ПРИВЕДЁННЫЙ ОТРЫВОК

* * * * * * *

С падением Константинополя московский государь оказывается единственным независимым правителем православного мира, если не считать Грузии, которая с московской позиции представлялась скорее легендарным царством, нежели географической и политической реальностью. В условиях средневековой идеологии, когда только за носителями истинной веры признается право на истинное бытие, другие народы оказываются как бы несуществующими, таким образом, глава Московского государства оказывается, на языке этих понятий, властителем всего мира. В этих условиях политический и конфессионапьный аспекты доктрины «Москва — третий Рим» соединяются в общем теократическом значении.

В новое время, когда за другими народами признается право на самостоятельное бытие вне зависимости и от их конфессионатьной принадлежности, равновесие разрушается. Перед Москвой открывается два пути, требующих выбора быть новым Иерусалимом или новым Римом.

3. Контакты Петра с Западом создавали культурную ситуацию, которая, прежде всего, бросалась в глаза своей новизной. Это не исключало того, что в собственном сознании реформаторов активно действовали стереотипы предшествующей культуры. В ряде случаев преобразования Петра могут рассматриваться как кардинальные переименования в рамках уже существующего культурною кода. Во многих идеях, на которых строилась система отношений петровской государственности с Западом, просматривается — то в виде полемики, то в форме продолжения, часто связанного с коренными трансформациями, — концепция «Москва — третий Рим». Идея эта в определенные моменты оказывала давление на реальную политику, в то время как на других этапах приобретала чисто семиотический характер.

Семиотическая соотнесенность с идеей «Москва — третий Рим» неожиданно открывается в некоторых аспектах строительства Петербурга и перенесения в него столицы. Из двух путей — столицы как средоточия святости и столицы, осененной тенью императорского Рима, — Петр избрал второй. Ориентация на Рим, минуя Византию, естественно ставила вопрос о соперничестве за право исторического наследства с Римом католическим. Ситуация эта в определенном смысле повторяла «спор о наследстве» между Римом и Новгородом, отразившийся в «Повести о белом клобуке». Следует при этом иметь в виду, что Петербург с определенной точки зрения воспринимался как исторический преемник Новгорода. Символика этого рода поддерживалась для людей Петровской эпохи, во-первых, указаниями на историческое право России на невский берег как на территорию новгородской пятины, во-вторых, связью Новгорода и Петербурга с одним и тем же патрональным святым — Александром Невским и, в-третьих, тем, что Петербург принадлежал к епархии архиепископа Новгородского и Псковского.

В этом контексте наименование новой столицы Градом Святого Петра неизбежно ассоциировалось не только с прославлением небесного покровителя Петра Первого, но и с представлением о Петербурге как новом Риме. Эта ориентация на Рим проявляется не только в названии столицы, но и в ее гербе как показал Г. В. Вилинбахов, герб Петербурга содержит в себе трансформированные мотивы герба города Рима (или Ватикана как преемника Рима), и это, конечно, не могло быть случайным. Так, перекрещенным ключам в гербе Ватикана соответствуют перекрещенные же якоря в гербе Петербурга, расположение якорей лапами вверх отчетливо выдает их происхождение — ключи в гербе римского папы также повернуты бородками вверх. Символика герба Петербурга расшифровывается именно в этой связи. С одной стороны, якорь — символ спасения и веры и в этом значении прекрасно известен в эмблематике барокко, сопоставление его с ключом естественно и уместно. Но одновременно якорь метонимически обозначает флот — помещенный на место ключей апостола Петра, он знаменует то, что Петр (император, а не апостол) намерен отворить дверь своего «парадиза» (Вилинбахов, устное сообщение). Таким образом, герб Петербурга семантически соответствует имени города имя и герб предстают как словесное и визуальное выражение одной общей идеи.

* * * * * * *

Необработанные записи
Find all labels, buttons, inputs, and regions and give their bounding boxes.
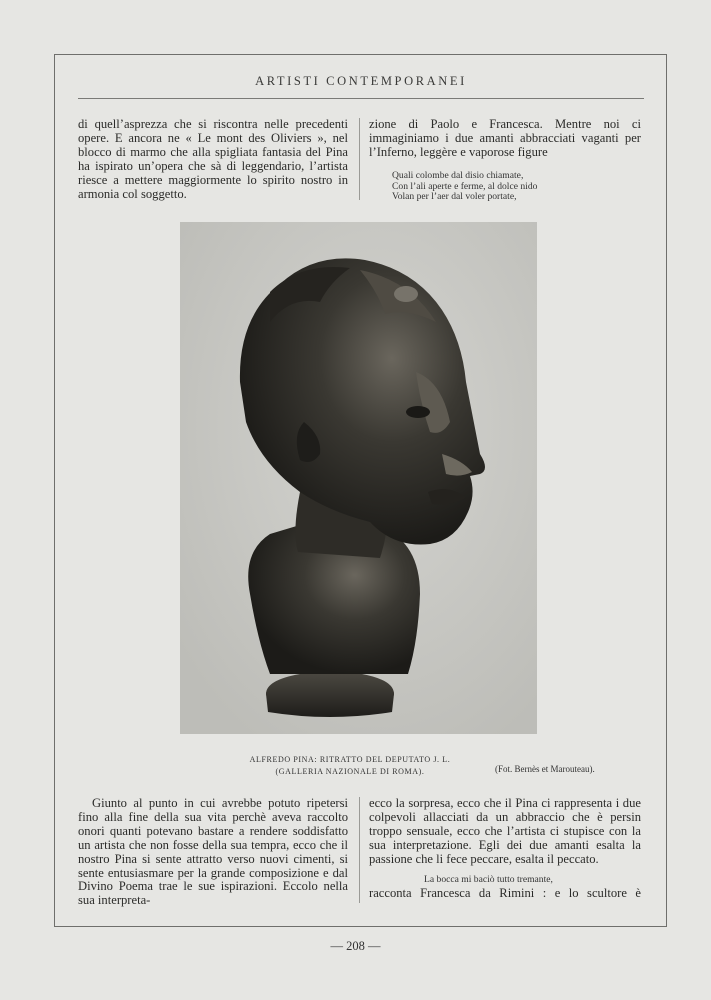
- text-column-top-left: [78, 118, 348, 201]
- verse-line: Con l’ali aperte e ferme, al dolce nido: [392, 180, 538, 192]
- text-column-bottom-right: [369, 797, 641, 867]
- verse-quote-bottom: La bocca mi baciò tutto tremante,: [424, 874, 553, 885]
- verse-line: Volan per l’aer dal voler portate,: [392, 191, 517, 203]
- paragraph-top-right: zione di Paolo e Francesca. Mentre noi ci immaginiamo i due amanti abbracciati vaganti per l’Inferno, leggère e vaporose figure: [369, 117, 641, 159]
- bronze-bust-image: [180, 222, 537, 734]
- running-header: ARTISTI CONTEMPORANEI: [255, 74, 467, 88]
- text-column-top-right: [369, 118, 641, 160]
- column-divider-top: [359, 118, 360, 200]
- photo-credit: (Fot. Bernès et Marouteau).: [495, 764, 595, 774]
- verse-quote-top: [392, 171, 632, 203]
- caption-line: (GALLERIA NAZIONALE DI ROMA).: [275, 767, 425, 776]
- paragraph-continuation-line: racconta Francesca da Rimini : e lo scultore è: [369, 886, 641, 900]
- caption-line: ALFREDO PINA: RITRATTO DEL DEPUTATO J. L.: [249, 755, 451, 764]
- figure-caption: [230, 754, 470, 778]
- page-number: — 208 —: [330, 939, 381, 953]
- text-column-bottom-left: [78, 797, 348, 908]
- verse-line: Quali colombe dal disio chiamate,: [392, 170, 524, 181]
- column-divider-bottom: [359, 797, 360, 903]
- sculpture-photograph: [180, 222, 537, 734]
- paragraph-bottom-right: ecco la sorpresa, ecco che il Pina ci rappresenta i due colpevoli allacciati da un abbraccio che è persin troppo sensuale, ecco che l’artista ci stupisce con la sua interpretazione. Egli dei due amanti esalta la passione che li fece peccare, esalta il peccato.: [369, 796, 641, 866]
- paragraph-bottom-left: Giunto al punto in cui avrebbe potuto ripetersi fino alla fine della sua vita perchè aveva raccolto onori quanti potevano bastare a rendere soddisfatto un artista che non fosse della sua tempra, ecco che il nostro Pina si sente attratto verso nuovi cimenti, si sente entusiasmare per la grande composizione e dal Divino Poema trae le sue ispirazioni. Eccolo nella sua interpreta-: [78, 796, 348, 908]
- paragraph-top-left: di quell’asprezza che si riscontra nelle precedenti opere. E ancora ne « Le mont des Oliviers », nel blocco di marmo che alla spigliata fantasia del Pina ha ispirato un’opera che sà di leggendario, l’artista riesce a mettere maggiormente lo spirito nostro in armonia col soggetto.: [78, 117, 348, 201]
- header-rule: [78, 98, 644, 99]
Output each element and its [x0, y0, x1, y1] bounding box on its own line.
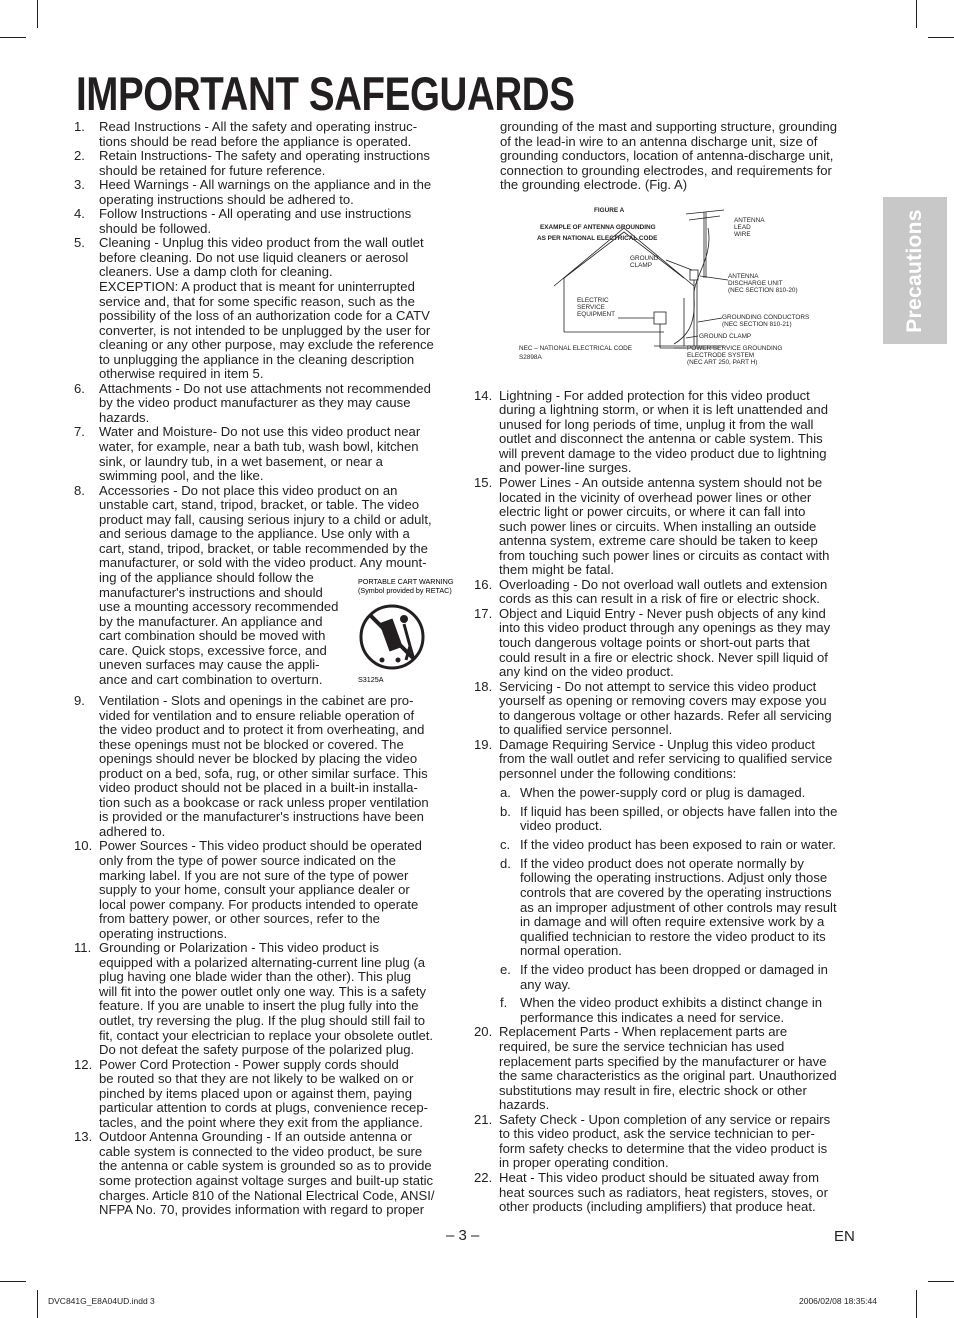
- text-line: any kind on the video product.: [499, 664, 674, 680]
- list-item: [74, 425, 454, 483]
- text-line: Accessories - Do not place this video product on an: [99, 482, 398, 498]
- list-item: [474, 738, 860, 782]
- text-line: should be followed.: [99, 220, 212, 236]
- footer-date: 2006/02/08 18:35:44: [799, 1296, 877, 1306]
- text-line: Object and Liquid Entry - Never push objects of any kind: [499, 605, 826, 621]
- text-line: cords as this can result in a risk of fire or electric shock.: [499, 591, 820, 607]
- sub-item: [474, 838, 860, 853]
- list-item: [474, 578, 860, 607]
- sub-item-text: [520, 963, 860, 992]
- item-number: 10.: [74, 838, 93, 854]
- list-item: [474, 1025, 860, 1112]
- text-line: local power company. For products intended to operate: [99, 896, 419, 912]
- text-line: from the wall outlet and refer servicing to qualified service: [499, 751, 833, 767]
- list-item: [74, 484, 454, 694]
- text-line: cable system is connected to the video product, be sure: [99, 1143, 423, 1159]
- crop-mark: [37, 1290, 38, 1318]
- item-number: 16.: [474, 576, 493, 592]
- text-line: Lightning - For added protection for this video product: [499, 387, 810, 403]
- text-line: the antenna or cable system is grounded so as to provide: [99, 1158, 432, 1174]
- text-line: openings should never be blocked by placing the video: [99, 751, 418, 767]
- text-line: some protection against voltage surges and built-up static: [99, 1173, 434, 1188]
- text-line: other products (including amplifiers) that produce heat.: [499, 1199, 816, 1215]
- item-text: [99, 1130, 454, 1217]
- text-line: equipped with a polarized alternating-current line plug (a: [99, 954, 426, 970]
- text-line: replacement parts specified by the manufacturer or have: [499, 1053, 827, 1069]
- text-line: cleaners. Use a damp cloth for cleaning.: [99, 264, 333, 280]
- item-text: [499, 1113, 860, 1171]
- text-line: Safety Check - Upon completion of any service or repairs: [499, 1111, 831, 1127]
- text-line: hazards.: [499, 1097, 550, 1113]
- item-number: 17.: [474, 605, 493, 621]
- cart-warning-title: PORTABLE CART WARNING: [358, 576, 454, 586]
- item-text: [99, 120, 454, 149]
- text-line: uneven surfaces may cause the appli-: [99, 657, 320, 673]
- sub-item-letter: f.: [500, 995, 508, 1011]
- list-item: [74, 694, 454, 839]
- text-line: Replacement Parts - When replacement parts are: [499, 1024, 788, 1040]
- text-line: in proper operating condition.: [499, 1155, 669, 1171]
- text-line: Heed Warnings - All warnings on the appliance and in the: [99, 177, 432, 193]
- text-line: the same characteristics as the original part. Unauthorized: [499, 1068, 837, 1084]
- text-line: controls that are covered by the operating instructions: [520, 884, 832, 900]
- ground-clamp2-label: GROUND CLAMP: [699, 333, 752, 340]
- text-line: be routed so that they are not likely to be walked on or: [99, 1071, 414, 1087]
- text-line: antenna system, extreme care should be taken to keep: [499, 533, 818, 549]
- text-line: tion such as a bookcase or rack unless proper ventilation: [99, 794, 429, 810]
- sub-item: [474, 786, 860, 801]
- text-line: When the video product exhibits a distinct change in: [520, 995, 823, 1011]
- sub-item-text: [520, 857, 860, 959]
- electric-service-label: ELECTRIC SERVICE EQUIPMENT: [577, 297, 615, 318]
- discharge-unit-label: ANTENNA DISCHARGE UNIT (NEC SECTION 810-20): [728, 273, 798, 294]
- sub-item: [474, 857, 860, 959]
- item-number: 22.: [474, 1169, 493, 1185]
- item-number: 18.: [474, 678, 493, 694]
- text-line: swimming pool, and the like.: [99, 468, 264, 484]
- text-line: EXCEPTION: A product that is meant for uninterrupted: [99, 279, 415, 295]
- sub-item: [474, 963, 860, 992]
- text-line: If the video product does not operate normally by: [520, 855, 804, 871]
- item-number: 8.: [74, 482, 85, 498]
- text-line: If the video product has been dropped or damaged in: [520, 962, 828, 977]
- text-line: by the video product manufacturer as they may cause: [99, 395, 411, 411]
- text-line: them might be fatal.: [499, 562, 614, 578]
- text-line: Do not defeat the safety purpose of the polarized plug.: [99, 1042, 415, 1058]
- item-text: [99, 941, 454, 1057]
- item-text: [499, 738, 860, 782]
- text-line: heat sources such as radiators, heat registers, stoves, or: [499, 1184, 828, 1200]
- list-item: [474, 476, 860, 578]
- item-text: [99, 207, 454, 236]
- item-text: [99, 484, 454, 694]
- text-line: could result in a fire or electric shock. Never spill liquid of: [499, 649, 828, 665]
- figure-heading-2: AS PER NATIONAL ELECTRICAL CODE: [537, 235, 658, 242]
- item-number: 15.: [474, 475, 493, 491]
- crop-mark: [916, 1290, 917, 1318]
- list-item: [74, 1130, 454, 1217]
- text-line: fit, contact your electrician to replace your obsolete outlet.: [99, 1027, 434, 1043]
- ground-clamp-label: GROUND CLAMP: [630, 255, 659, 269]
- text-line: Heat - This video product should be situated away from: [499, 1169, 819, 1185]
- figure-title: FIGURE A: [594, 207, 625, 214]
- list-item: [74, 382, 454, 426]
- list-item: [74, 120, 454, 149]
- footer-file: DVC841G_E8A04UD.indd 3: [48, 1296, 155, 1306]
- text-line: as an improper adjustment of other controls may result: [520, 899, 837, 915]
- item-text: [499, 680, 860, 738]
- item-text: [99, 382, 454, 426]
- item-text: [499, 1025, 860, 1112]
- nec-label: NEC – NATIONAL ELECTRICAL CODE: [519, 345, 633, 352]
- item-number: 14.: [474, 387, 493, 403]
- text-line: the video product and to protect it from overheating, and: [99, 722, 425, 738]
- text-line: use a mounting accessory recommended: [99, 599, 339, 615]
- text-line: tions should be read before the appliance is operated.: [99, 133, 412, 149]
- text-line: by the manufacturer. An appliance and: [99, 613, 323, 629]
- crop-mark: [0, 37, 26, 38]
- text-line: qualified technician to restore the video product to its: [520, 928, 826, 944]
- item-number: 9.: [74, 692, 85, 708]
- text-line: Attachments - Do not use attachments not recommended: [99, 380, 431, 396]
- sub-item-text: [520, 786, 860, 801]
- text-line: during a lightning storm, or when it is left unattended and: [499, 402, 828, 418]
- item-text: [99, 425, 454, 483]
- text-line: cleaning or any other purpose, may exclude the reference: [99, 337, 434, 353]
- text-line: Follow Instructions - All operating and use instructions: [99, 206, 412, 222]
- item-text: [499, 476, 860, 578]
- text-line: Power Sources - This video product should be operated: [99, 838, 422, 854]
- text-line: from touching such power lines or circuits as contact with: [499, 547, 830, 563]
- text-line: Damage Requiring Service - Unplug this video product: [499, 736, 815, 752]
- text-line: before cleaning. Do not use liquid cleaners or aerosol: [99, 249, 409, 265]
- item-text: [99, 839, 454, 941]
- section-tab-label: Precautions: [903, 208, 926, 333]
- item-text: [99, 178, 454, 207]
- list-item: [474, 1113, 860, 1171]
- list-item: [474, 607, 860, 680]
- text-line: outlet, try reversing the plug. If the plug should still fail to: [99, 1012, 426, 1028]
- text-line: to dangerous voltage or other hazards. Refer all servicing: [499, 707, 832, 723]
- text-line: tacles, and the point where they exit from the appliance.: [99, 1114, 423, 1130]
- sub-item-letter: c.: [500, 837, 511, 853]
- sub-item-letter: b.: [500, 803, 511, 819]
- text-line: Read Instructions - All the safety and operating instruc-: [99, 119, 418, 134]
- crop-mark: [928, 1281, 954, 1282]
- text-line: unused for long periods of time, unplug it from the wall: [499, 416, 814, 432]
- item-number: 7.: [74, 424, 85, 440]
- text-line: When the power-supply cord or plug is damaged.: [520, 784, 806, 800]
- text-line: in damage and will often require extensive work by a: [520, 914, 825, 930]
- list-item: [74, 178, 454, 207]
- text-line: Retain Instructions- The safety and operating instructions: [99, 148, 430, 164]
- crop-mark: [928, 37, 954, 38]
- text-line: will prevent damage to the video product due to lightning: [499, 445, 827, 461]
- text-line: unstable cart, stand, tripod, bracket, or table. The video: [99, 497, 420, 513]
- item-number: 5.: [74, 235, 85, 251]
- antenna-grounding-figure: [514, 198, 824, 368]
- text-line: operating instructions should be adhered to.: [99, 191, 354, 207]
- text-line: normal operation.: [520, 943, 622, 959]
- electrode-label: POWER SERVICE GROUNDING ELECTRODE SYSTEM (NEC ART 250, PART H): [687, 345, 783, 366]
- item-text: [499, 578, 860, 607]
- text-line: from battery power, or other sources, refer to the: [99, 911, 380, 927]
- text-line: grounding of the mast and supporting structure, grounding: [500, 119, 838, 134]
- text-line: manufacturer's instructions and should: [99, 584, 323, 600]
- item-number: 1.: [74, 119, 85, 134]
- text-line: ance and cart combination to overturn.: [99, 671, 323, 687]
- sub-item-letter: e.: [500, 962, 511, 977]
- text-line: possibility of the loss of an authorization code for a CATV: [99, 308, 430, 324]
- text-line: plug having one blade wider than the other). This plug: [99, 969, 412, 985]
- text-line: only from the type of power source indicated on the: [99, 852, 396, 868]
- text-line: the grounding electrode. (Fig. A): [500, 177, 688, 193]
- text-line: care. Quick stops, excessive force, and: [99, 642, 327, 658]
- crop-mark: [37, 0, 38, 28]
- text-line: and power-line surges.: [499, 460, 632, 476]
- text-line: particular attention to cords at plugs, convenience recep-: [99, 1100, 428, 1116]
- text-line: pinched by items placed upon or against them, paying: [99, 1085, 412, 1101]
- text-line: is provided or the manufacturer's instructions have been: [99, 809, 424, 825]
- crop-mark: [916, 0, 917, 28]
- text-line: manufacturer, or sold with the video product. Any mount-: [99, 555, 427, 571]
- text-line: Ventilation - Slots and openings in the cabinet are pro-: [99, 692, 414, 708]
- text-line: supply to your home, consult your appliance dealer or: [99, 882, 410, 898]
- cart-warning-code: S3125A: [358, 674, 384, 684]
- text-line: If liquid has been spilled, or objects have fallen into the: [520, 803, 838, 819]
- text-line: otherwise required in item 5.: [99, 366, 264, 382]
- item-number: 2.: [74, 148, 85, 164]
- list-item: [474, 680, 860, 738]
- text-line: of the lead-in wire to an antenna discharge unit, size of: [500, 133, 818, 149]
- list-item: [74, 236, 454, 381]
- text-line: Power Cord Protection - Power supply cords should: [99, 1056, 399, 1072]
- text-line: Power Lines - An outside antenna system should not be: [499, 475, 823, 491]
- list-item: [74, 941, 454, 1057]
- text-line: personnel under the following conditions:: [499, 765, 737, 781]
- list-item: [74, 839, 454, 941]
- text-line: following the operating instructions. Adjust only those: [520, 870, 828, 886]
- list-item: [474, 1171, 860, 1215]
- text-line: ing of the appliance should follow the: [99, 569, 314, 585]
- text-line: should be retained for future reference.: [99, 162, 326, 178]
- text-line: Overloading - Do not overload wall outlets and extension: [499, 576, 828, 592]
- text-line: charges. Article 810 of the National Electrical Code, ANSI/: [99, 1187, 435, 1203]
- sub-item: [474, 805, 860, 834]
- item-text: [99, 149, 454, 178]
- text-line: product may fall, causing serious injury to a child or adult,: [99, 511, 432, 527]
- text-line: grounding conductors, location of antenna-discharge unit,: [500, 148, 834, 164]
- text-line: operating instructions.: [99, 925, 228, 941]
- text-line: any way.: [520, 976, 571, 992]
- grounding-conductors-label: GROUNDING CONDUCTORS (NEC SECTION 810-21): [722, 314, 810, 328]
- text-line: will fit into the power outlet only one way. This is a safety: [99, 983, 427, 999]
- text-line: Water and Moisture- Do not use this video product near: [99, 424, 421, 440]
- antenna-label: ANTENNA LEAD WIRE: [734, 217, 765, 238]
- item-number: 6.: [74, 380, 85, 396]
- item-number: 4.: [74, 206, 85, 222]
- text-line: performance this indicates a need for service.: [520, 1009, 785, 1025]
- text-line: video product should not be placed in a built-in installa-: [99, 780, 418, 796]
- section-tab: [883, 197, 947, 344]
- item-text: [499, 389, 860, 476]
- text-line: video product.: [520, 818, 603, 834]
- text-line: If the video product has been exposed to rain or water.: [520, 837, 836, 853]
- sub-item: [474, 996, 860, 1025]
- sub-item-letter: d.: [500, 855, 511, 871]
- item-number: 12.: [74, 1056, 93, 1072]
- list-item: [74, 1058, 454, 1131]
- page-title: IMPORTANT SAFEGUARDS: [76, 67, 575, 120]
- language-label: EN: [834, 1228, 855, 1245]
- text-line: service and, that for some specific reason, such as the: [99, 293, 415, 309]
- text-line: touch dangerous voltage points or short-out parts that: [499, 635, 810, 651]
- sub-item-text: [520, 805, 860, 834]
- item-number: 3.: [74, 177, 85, 193]
- text-line: connection to grounding electrodes, and requirements for: [500, 162, 832, 178]
- figure-heading-1: EXAMPLE OF ANTENNA GROUNDING: [540, 224, 656, 231]
- text-line: NFPA No. 70, provides information with regard to proper: [99, 1202, 425, 1218]
- text-line: into this video product through any openings as they may: [499, 620, 831, 636]
- item-text: [99, 694, 454, 839]
- figure-code: S2898A: [519, 354, 542, 361]
- cart-warning-subtitle: (Symbol provided by RETAC): [358, 585, 452, 595]
- text-line: water, for example, near a bath tub, wash bowl, kitchen: [99, 439, 419, 455]
- text-line: form safety checks to determine that the video product is: [499, 1140, 828, 1156]
- text-line: and serious damage to the appliance. Use only with a: [99, 526, 410, 542]
- item-text: [499, 1171, 860, 1215]
- sub-item-text: [520, 838, 860, 853]
- text-line: Grounding or Polarization - This video product is: [99, 940, 379, 956]
- text-line: outlet and disconnect the antenna or cable system. This: [499, 431, 823, 447]
- text-line: to unplugging the appliance in the cleaning description: [99, 351, 415, 367]
- item-number: 21.: [474, 1111, 493, 1127]
- text-line: these openings must not be blocked or covered. The: [99, 736, 404, 752]
- text-line: adhered to.: [99, 823, 166, 839]
- item-number: 11.: [74, 940, 92, 956]
- text-line: vided for ventilation and to ensure reliable operation of: [99, 707, 415, 723]
- text-line: marking label. If you are not sure of the type of power: [99, 867, 409, 883]
- item-text: [99, 1058, 454, 1131]
- item-number: 19.: [474, 736, 493, 752]
- text-line: feature. If you are unable to insert the plug fully into the: [99, 998, 419, 1014]
- text-line: to this video product, ask the service technician to per-: [499, 1126, 815, 1142]
- list-item: [474, 389, 860, 476]
- text-line: cart, stand, tripod, bracket, or table recommended by the: [99, 540, 428, 556]
- item-number: 20.: [474, 1024, 493, 1040]
- text-line: yourself as opening or removing covers may expose you: [499, 693, 827, 709]
- text-line: hazards.: [99, 409, 150, 425]
- page-number: – 3 –: [446, 1227, 480, 1244]
- item-text: [499, 607, 860, 680]
- text-line: Servicing - Do not attempt to service this video product: [499, 678, 817, 694]
- intro-paragraph: [474, 120, 860, 193]
- sub-item-letter: a.: [500, 784, 511, 800]
- item-text: [99, 236, 454, 381]
- sub-item-text: [520, 996, 860, 1025]
- text-line: located in the vicinity of overhead power lines or other: [499, 489, 812, 505]
- cart-warning-symbol: [354, 574, 454, 694]
- crop-mark: [0, 1281, 26, 1282]
- text-line: sink, or laundry tub, in a wet basement, or near a: [99, 453, 383, 469]
- text-line: Cleaning - Unplug this video product from the wall outlet: [99, 235, 424, 251]
- text-line: electric light or power circuits, or where it can fall into: [499, 504, 806, 520]
- text-line: substitutions may result in fire, electric shock or other: [499, 1082, 807, 1098]
- list-item: [74, 207, 454, 236]
- text-line: product on a bed, sofa, rug, or other similar surface. This: [99, 765, 428, 781]
- text-line: Outdoor Antenna Grounding - If an outside antenna or: [99, 1129, 413, 1145]
- text-line: cart combination should be moved with: [99, 628, 326, 644]
- text-line: converter, is not intended to be unplugged by the user for: [99, 322, 431, 338]
- text-line: to qualified service personnel.: [499, 722, 673, 738]
- text-line: required, be sure the service technician has used: [499, 1039, 785, 1055]
- left-column: [74, 120, 454, 1218]
- item-number: 13.: [74, 1129, 93, 1145]
- list-item: [74, 149, 454, 178]
- text-line: such power lines or circuits. When installing an outside: [499, 518, 817, 534]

* * * * * * *

ЗАДАНИЕ
Дайте продолжение отрывка о доктрине «Москва — третий Рим» и символике Петербурга, начав сразу после его последнего предложения. Листинг получен из другого источника.

ОТВЕТ К ЗАДАНИЮ
Вместе с тем особое значение приобретает подчеркнутое насаждение в Петербурге культа апостолов Петра и Павла. Им посвящается собор в Петропавловской крепости, что должно было по первоначальному плану совпадать с центром города. В этом нельзя не видеть переклички с местом, которое занимает в семиотике городского планирования собор святого Петра в Риме.

В этой перспективе частое наименование Петербурга «парадизом» как самим Петром, так и людьми его окружения могло означать не просто похвалу избранного и возлюбленного кусочка земли, а именно указание на святость этого места. Так, Меншиков в письме Петру от 10 декабря 1709 г. называет Петербург «святой землей» (Письма и бумаги императора Петра Великого. В 12 т. M., Л., 1952. Т. 9. Кн. 2 С. 1356)). Само название «Санкт-Петербург» таит в себе возможность двойного прочтения, поскольку эпитет «святой» может oтноситься как к Петру (апостолy или императору — об этом мы еще скажем ниже), так и к городу. Если немецкое название «Sankt Petersburg» грамматически передает притяжательность и соответственно переводится как «город святого Петра», то принятое в России название «Санкт-Петербург» (с утратой посессивной частицы -s) затемняет это значение и может восприниматься как «святой город Петра», уместно отметить, что русское название «Петербург», противостоящее немецкому «Petersburg», строится по славянской словообразовательной модели — при том что оно составлено из иноязычных компонентов. Претензия Петербурга на святость находит выражение, наконец, и в тенденции к унижению московских святынь. Можно было бы в этой связи указать на настойчивое и демонстративное требование Петра строить в Москве театр именно на Красной площади, воспринимавшееся современниками как надругательство над святостью места (театр — «антицерковь», пространство бесовское).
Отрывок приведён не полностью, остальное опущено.